## Stated goal
Every line from the line containing "Extract all readable text from this page." through the final line of the data is to be printed exactly; no other line is to appear.

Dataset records
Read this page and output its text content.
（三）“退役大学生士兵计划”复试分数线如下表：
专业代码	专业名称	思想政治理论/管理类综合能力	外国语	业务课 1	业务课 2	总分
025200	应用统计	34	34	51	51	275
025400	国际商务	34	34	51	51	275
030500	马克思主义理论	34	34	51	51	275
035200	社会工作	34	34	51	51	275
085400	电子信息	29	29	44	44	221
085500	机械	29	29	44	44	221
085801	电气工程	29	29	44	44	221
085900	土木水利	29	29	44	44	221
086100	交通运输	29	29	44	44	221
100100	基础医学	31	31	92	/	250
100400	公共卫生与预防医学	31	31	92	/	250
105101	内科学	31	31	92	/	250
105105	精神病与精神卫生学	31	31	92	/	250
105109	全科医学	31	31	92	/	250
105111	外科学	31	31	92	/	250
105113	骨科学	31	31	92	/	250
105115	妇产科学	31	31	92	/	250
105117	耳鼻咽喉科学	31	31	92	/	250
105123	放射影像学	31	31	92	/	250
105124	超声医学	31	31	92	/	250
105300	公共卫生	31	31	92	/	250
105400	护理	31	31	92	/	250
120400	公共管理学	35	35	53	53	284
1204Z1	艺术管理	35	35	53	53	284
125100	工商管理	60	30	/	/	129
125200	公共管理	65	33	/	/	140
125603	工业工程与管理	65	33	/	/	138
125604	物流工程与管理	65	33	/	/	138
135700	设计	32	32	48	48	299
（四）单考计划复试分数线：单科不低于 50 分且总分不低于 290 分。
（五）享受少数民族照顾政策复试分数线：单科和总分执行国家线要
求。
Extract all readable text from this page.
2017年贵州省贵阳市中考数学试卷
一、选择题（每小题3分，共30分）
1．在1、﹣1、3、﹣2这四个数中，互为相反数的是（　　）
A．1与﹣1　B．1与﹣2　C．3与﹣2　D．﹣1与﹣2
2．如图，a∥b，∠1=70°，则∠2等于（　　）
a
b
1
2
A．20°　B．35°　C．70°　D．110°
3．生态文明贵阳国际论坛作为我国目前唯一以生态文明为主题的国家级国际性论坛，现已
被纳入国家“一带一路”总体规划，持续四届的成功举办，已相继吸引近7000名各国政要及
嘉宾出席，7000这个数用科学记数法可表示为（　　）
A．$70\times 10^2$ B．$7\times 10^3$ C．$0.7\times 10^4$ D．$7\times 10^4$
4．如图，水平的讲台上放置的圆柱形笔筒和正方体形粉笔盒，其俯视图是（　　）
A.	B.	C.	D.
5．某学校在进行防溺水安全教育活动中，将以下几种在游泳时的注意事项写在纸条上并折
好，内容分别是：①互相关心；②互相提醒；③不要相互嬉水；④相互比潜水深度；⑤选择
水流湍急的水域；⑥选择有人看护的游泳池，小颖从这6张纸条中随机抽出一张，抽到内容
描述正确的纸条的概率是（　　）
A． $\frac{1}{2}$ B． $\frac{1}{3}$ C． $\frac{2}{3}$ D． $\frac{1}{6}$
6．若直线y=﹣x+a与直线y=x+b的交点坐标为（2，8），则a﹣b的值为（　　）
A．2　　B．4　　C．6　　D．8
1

## Output below
Extract all readable text from this page.
2017年贵州省贵阳市中考数学试卷
一、选择题（每小题3分，共30分）
1．在1、﹣1、3、﹣2这四个数中，互为相反数的是（　　）
A．1与﹣1　B．1与﹣2　C．3与﹣2　D．﹣1与﹣2
2．如图，a∥b，∠1=70°，则∠2等于（　　）
a
b
1
2
A．20°　B．35°　C．70°　D．110°
3．生态文明贵阳国际论坛作为我国目前唯一以生态文明为主题的国家级国际性论坛，现已
被纳入国家“一带一路”总体规划，持续四届的成功举办，已相继吸引近7000名各国政要及
嘉宾出席，7000这个数用科学记数法可表示为（　　）
A．$70\times 10^2$ B．$7\times 10^3$ C．$0.7\times 10^4$ D．$7\times 10^4$
4．如图，水平的讲台上放置的圆柱形笔筒和正方体形粉笔盒，其俯视图是（　　）
A.	B.	C.	D.
5．某学校在进行防溺水安全教育活动中，将以下几种在游泳时的注意事项写在纸条上并折
好，内容分别是：①互相关心；②互相提醒；③不要相互嬉水；④相互比潜水深度；⑤选择
水流湍急的水域；⑥选择有人看护的游泳池，小颖从这6张纸条中随机抽出一张，抽到内容
描述正确的纸条的概率是（　　）
A． $\frac{1}{2}$ B． $\frac{1}{3}$ C． $\frac{2}{3}$ D． $\frac{1}{6}$
6．若直线y=﹣x+a与直线y=x+b的交点坐标为（2，8），则a﹣b的值为（　　）
A．2　　B．4　　C．6　　D．8
1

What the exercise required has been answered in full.